Stored records:
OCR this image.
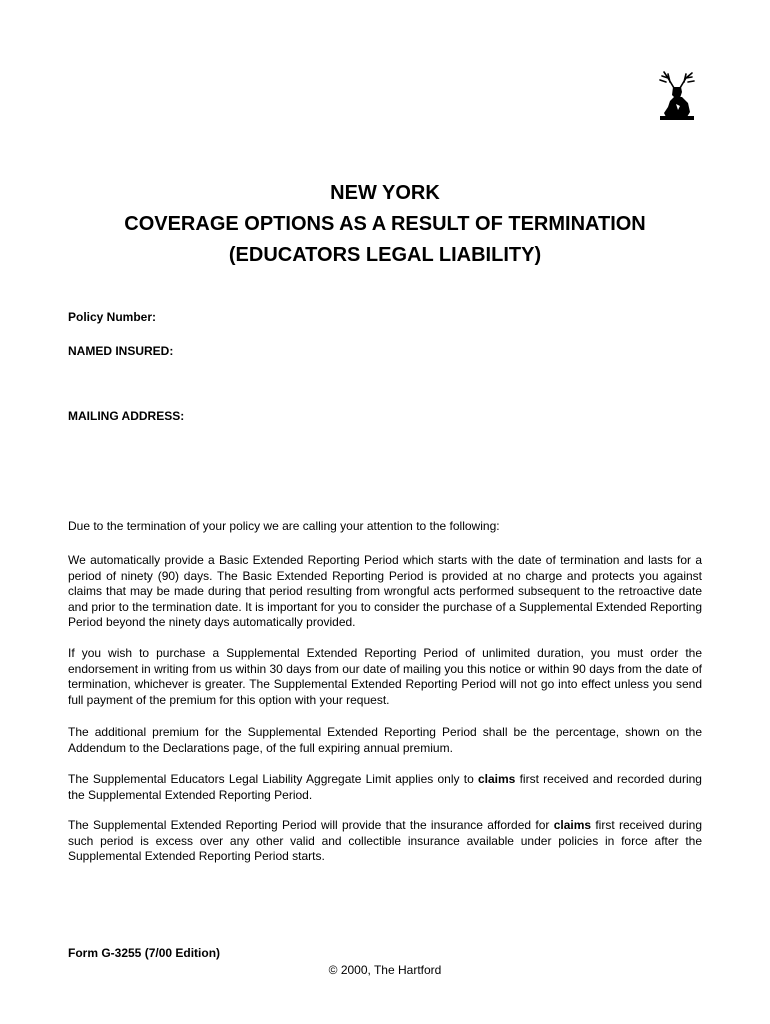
NEW YORK
COVERAGE OPTIONS AS A RESULT OF TERMINATION
(EDUCATORS LEGAL LIABILITY)
Policy Number:
NAMED INSURED:
MAILING ADDRESS:
Due to the termination of your policy we are calling your attention to the following:
We automatically provide a Basic Extended Reporting Period which starts with the date of termination and lasts for a period of ninety (90) days. The Basic Extended Reporting Period is provided at no charge and protects you against claims that may be made during that period resulting from wrongful acts performed subsequent to the retroactive date and prior to the termination date. It is important for you to consider the purchase of a Supplemental Extended Reporting Period beyond the ninety days automatically provided.
If you wish to purchase a Supplemental Extended Reporting Period of unlimited duration, you must order the endorsement in writing from us within 30 days from our date of mailing you this notice or within 90 days from the date of termination, whichever is greater. The Supplemental Extended Reporting Period will not go into effect unless you send full payment of the premium for this option with your request.
The additional premium for the Supplemental Extended Reporting Period shall be the percentage, shown on the Addendum to the Declarations page, of the full expiring annual premium.
The Supplemental Educators Legal Liability Aggregate Limit applies only to claims first received and recorded during the Supplemental Extended Reporting Period.
The Supplemental Extended Reporting Period will provide that the insurance afforded for claims first received during such period is excess over any other valid and collectible insurance available under policies in force after the Supplemental Extended Reporting Period starts.
Form G-3255 (7/00 Edition)
© 2000, The Hartford
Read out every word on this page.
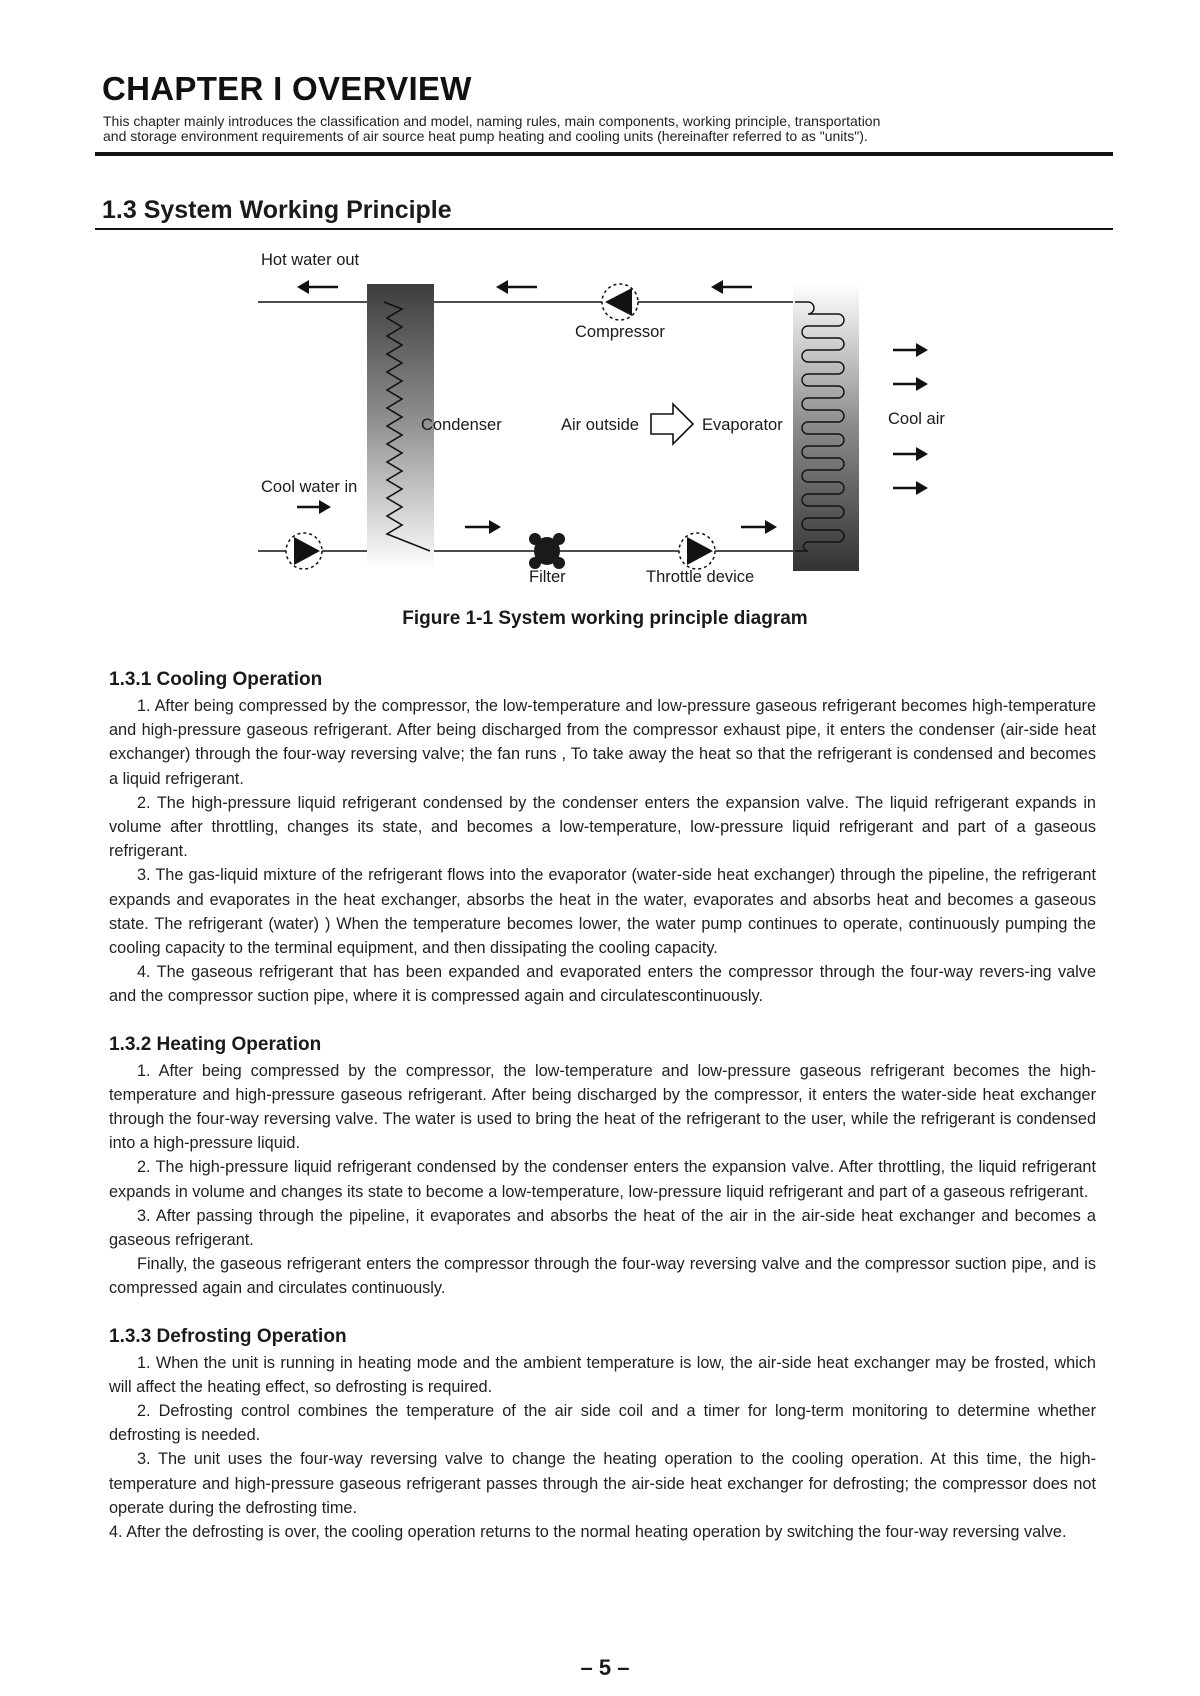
CHAPTER I OVERVIEW
This chapter mainly introduces the classification and model, naming rules, main components, working principle, transportation
and storage environment requirements of air source heat pump heating and cooling units (hereinafter referred to as "units").
1.3 System Working Principle
Hot water out
Compressor
Condenser	Air outside	Evaporator	Cool air
Cool water in
Filter	Throttle device

Figure 1-1 System working principle diagram

1.3.1 Cooling Operation

1. After being compressed by the compressor, the low-temperature and low-pressure gaseous refrigerant becomes high-temperature and high-pressure gaseous refrigerant. After being discharged from the compressor exhaust pipe, it enters the condenser (air-side heat exchanger) through the four-way reversing valve; the fan runs , To take away the heat so that the refrigerant is condensed and becomes a liquid refrigerant.

2. The high-pressure liquid refrigerant condensed by the condenser enters the expansion valve. The liquid refrigerant expands in volume after throttling, changes its state, and becomes a low-temperature, low-pressure liquid refrigerant and part of a gaseous refrigerant.

3. The gas-liquid mixture of the refrigerant flows into the evaporator (water-side heat exchanger) through the pipeline, the refrigerant expands and evaporates in the heat exchanger, absorbs the heat in the water, evaporates and absorbs heat and becomes a gaseous state. The refrigerant (water) ) When the temperature becomes lower, the water pump continues to operate, continuously pumping the cooling capacity to the terminal equipment, and then dissipating the cooling capacity.

4. The gaseous refrigerant that has been expanded and evaporated enters the compressor through the four-way revers-ing valve and the compressor suction pipe, where it is compressed again and circulatescontinuously.

1.3.2 Heating Operation

1. After being compressed by the compressor, the low-temperature and low-pressure gaseous refrigerant becomes the high-temperature and high-pressure gaseous refrigerant. After being discharged by the compressor, it enters the water-side heat exchanger through the four-way reversing valve. The water is used to bring the heat of the refrigerant to the user, while the refrigerant is condensed into a high-pressure liquid.

2. The high-pressure liquid refrigerant condensed by the condenser enters the expansion valve. After throttling, the liquid refrigerant expands in volume and changes its state to become a low-temperature, low-pressure liquid refrigerant and part of a gaseous refrigerant.

3. After passing through the pipeline, it evaporates and absorbs the heat of the air in the air-side heat exchanger and becomes a gaseous refrigerant.

Finally, the gaseous refrigerant enters the compressor through the four-way reversing valve and the compressor suction pipe, and is compressed again and circulates continuously.

1.3.3 Defrosting Operation

1. When the unit is running in heating mode and the ambient temperature is low, the air-side heat exchanger may be frosted, which will affect the heating effect, so defrosting is required.

2. Defrosting control combines the temperature of the air side coil and a timer for long-term monitoring to determine whether defrosting is needed.

3. The unit uses the four-way reversing valve to change the heating operation to the cooling operation. At this time, the high-temperature and high-pressure gaseous refrigerant passes through the air-side heat exchanger for defrosting; the compressor does not operate during the defrosting time.

4. After the defrosting is over, the cooling operation returns to the normal heating operation by switching the four-way reversing valve.

– 5 –
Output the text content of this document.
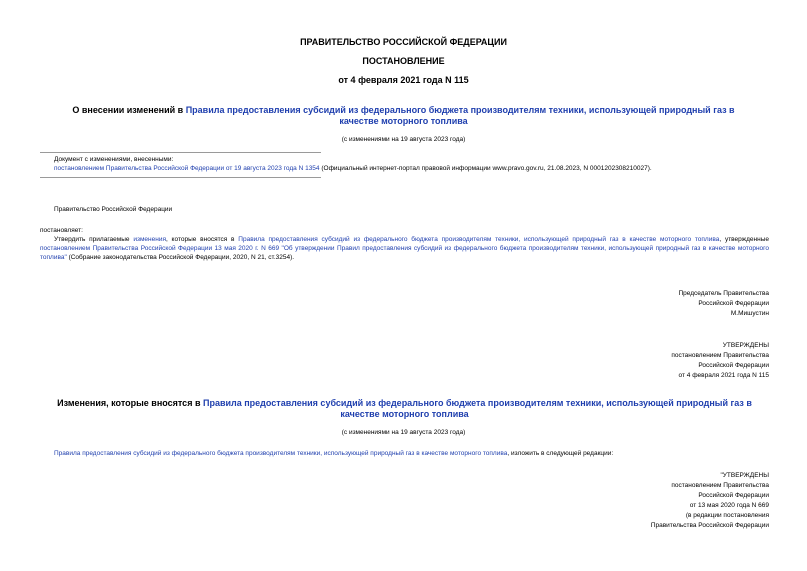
ПРАВИТЕЛЬСТВО РОССИЙСКОЙ ФЕДЕРАЦИИ
ПОСТАНОВЛЕНИЕ
от 4 февраля 2021 года N 115
О внесении изменений в Правила предоставления субсидий из федерального бюджета производителям техники, использующей природный газ в качестве моторного топлива
(с изменениями на 19 августа 2023 года)
Документ с изменениями, внесенными:
постановлением Правительства Российской Федерации от 19 августа 2023 года N 1354 (Официальный интернет-портал правовой информации www.pravo.gov.ru, 21.08.2023, N 0001202308210027).
Правительство Российской Федерации
постановляет:
Утвердить прилагаемые изменения, которые вносятся в Правила предоставления субсидий из федерального бюджета производителям техники, использующей природный газ в качестве моторного топлива, утвержденные постановлением Правительства Российской Федерации 13 мая 2020 г. N 669 "Об утверждении Правил предоставления субсидий из федерального бюджета производителям техники, использующей природный газ в качестве моторного топлива" (Собрание законодательства Российской Федерации, 2020, N 21, ст.3254).
Председатель Правительства
Российской Федерации
М.Мишустин
УТВЕРЖДЕНЫ
постановлением Правительства
Российской Федерации
от 4 февраля 2021 года N 115
Изменения, которые вносятся в Правила предоставления субсидий из федерального бюджета производителям техники, использующей природный газ в качестве моторного топлива
(с изменениями на 19 августа 2023 года)
Правила предоставления субсидий из федерального бюджета производителям техники, использующей природный газ в качестве моторного топлива, изложить в следующей редакции:
"УТВЕРЖДЕНЫ
постановлением Правительства
Российской Федерации
от 13 мая 2020 года N 669
(в редакции постановления
Правительства Российской Федерации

Task brief =>
Filter the listing above for the string "Правила" and copy every matching line.

Completed exercise =>
О внесении изменений в Правила предоставления субсидий из федерального бюджета производителям техники, использующей природный газ в качестве моторного топлива
Утвердить прилагаемые изменения, которые вносятся в Правила предоставления субсидий из федерального бюджета производителям техники, использующей природный газ в качестве моторного топлива, утвержденные постановлением Правительства Российской Федерации 13 мая 2020 г. N 669 "Об утверждении Правил предоставления субсидий из федерального бюджета производителям техники, использующей природный газ в качестве моторного топлива" (Собрание законодательства Российской Федерации, 2020, N 21, ст.3254).
Изменения, которые вносятся в Правила предоставления субсидий из федерального бюджета производителям техники, использующей природный газ в качестве моторного топлива
Правила предоставления субсидий из федерального бюджета производителям техники, использующей природный газ в качестве моторного топлива, изложить в следующей редакции:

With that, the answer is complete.